### Text
---------------

United States District Court, N.D. California

March 6, 2014

ANTHONY P. X. BOTHWELL, Plaintiff,
v.
JOHN O. BRENNAN, Defendant.

ORDER GRANTING IN PART AND DENYING IN PART MOTION TO DISMISS

JACQUELINE SCOTT CORLEY, Magistrate Judge.

This case involves Plaintiff Anthony P. X. Bothwell's Freedom of Information Act ("FOIA") request for documents from the Central Intelligence Agency ("CIA") related to the Kennedy brothers' assassinations. Now pending before the Court is Defendant John O. Brennan's Motion to Dismiss. (Dkt. No. 6.) Brennan moves to dismiss the Complaint pursuant to Rules 12(b)(4), (5), and (6) for insufficient process, insufficient service of process, and failure to state a claim upon which relief can be granted. The Court finds this motion appropriate for resolution without oral argument and therefore vacated the hearing. See Civil L.R. 7-1(b). After carefully considering the parties' submissions, the Court GRANTS Defendant's Motion to Dismiss as to Brennan, and DENIES the motion as to the CIA.[1]

FACTUAL & PROCEDURAL BACKGROUND

On February 11, 2009, Plaintiff made a FOIA request for all records relating to three individuals, Johnny Roselli, Jean Souetre, and David Morales, allegedly connected to the assassination of President John F. Kennedy. (Complaint ¶ 11.) The CIA's April 9, 2009 response stated that no records pertaining to the individuals were generated during the time period specified by Plaintiff, and if they did exist, they would be classified as "intelligence sources and methods information." ( Id. ¶ 13.) On May 7, 2009, Plaintiff appealed the response. ( Id. ¶ 11.) The CIA subsequently "promised" to arrange for its Agency Release Panel to consider the appeal, but has not followed up on this guarantee. ( Id. )

Similarly, on July 12, 2009, Plaintiff made a FOIA request for records relating to two individuals, Thane Eugene Cesar and Enrique Hernandez, who were both allegedly connected to the assassination of Senator Robert F. Kennedy. ( Id. ¶ 17.) The CIA's September 18, 2009 final response denied the request on the ground that the records are CIA "operational files" exempt from FOIA. ( Id. )

---------------

### Written exercise A
Set down the part of the court order from "On February 11, 2009, Plaintiff" through "guarantee. ( Id. )", inclusive, word for word.
### Written exercise B
Resume the court order on the Kennedy assassination records request from the point where it stops.

### Dataset section
---------------

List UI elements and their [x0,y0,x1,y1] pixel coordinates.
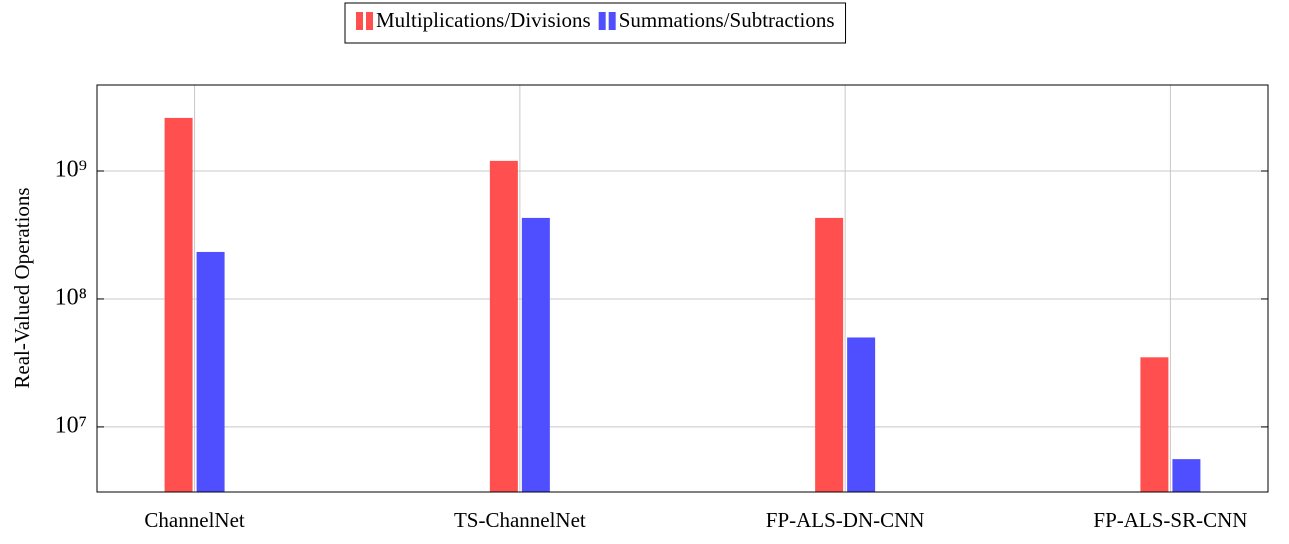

---------------

### Written reply A
On February 11, 2009, Plaintiff made a FOIA request for all records relating to three individuals, Johnny Roselli, Jean Souetre, and David Morales, allegedly connected to the assassination of President John F. Kennedy. (Complaint ¶ 11.) The CIA's April 9, 2009 response stated that no records pertaining to the individuals were generated during the time period specified by Plaintiff, and if they did exist, they would be classified as "intelligence sources and methods information." ( Id. ¶ 13.) On May 7, 2009, Plaintiff appealed the response. ( Id. ¶ 11.) The CIA subsequently "promised" to arrange for its Agency Release Panel to consider the appeal, but has not followed up on this guarantee. ( Id. )

### Written reply B
Plaintiff filed the Complaint on November 22, 2013, claiming the CIA improperly denied the FOIA requests. ( Id. ¶ 19.) The caption of the Complaint names John O. Brennan, Director, Central Intelligence Agency, United States of America as Defendant. ( Id. ) On December 19, 2013, a copy of the Summons and Complaint was delivered to a person authorized to receive service on behalf of U.S. Attorney Melinda Haag at the office of the U.S. Attorney in San Francisco. (Dkt. No. 5 at 1.) Defendant Brennan filed the pending Motion to Dismiss on January 21, 2014, alleging improper service of process among other things. (Dkt. No. 6 at 3.) On January 27, 2014, Plaintiff sent by certified mail a copy of the Summons and Complaint to: (1) the U.S. Attorney General; and (2) the CIA Litigation Division. (Dkt. No. 10, Exs. 1, 2.)

Plaintiff also used the services of Preferred Legal Service ("PLS") to send licensed process servers to deliver a copy of the Summons and Complaint to the Office of the CIA director at the agency's headquarters in Langley, Virginia. ( Id., Bothwell Decl. ¶ 6.) PLS informed Plaintiff that CIA security blocked them from accessing the headquarters, and that the CIA Litigation Division insisted that the Summons and Complaint be served in compliance with 32 C.F.R. Section 1904.3. ( Id. ¶¶ 7-8.)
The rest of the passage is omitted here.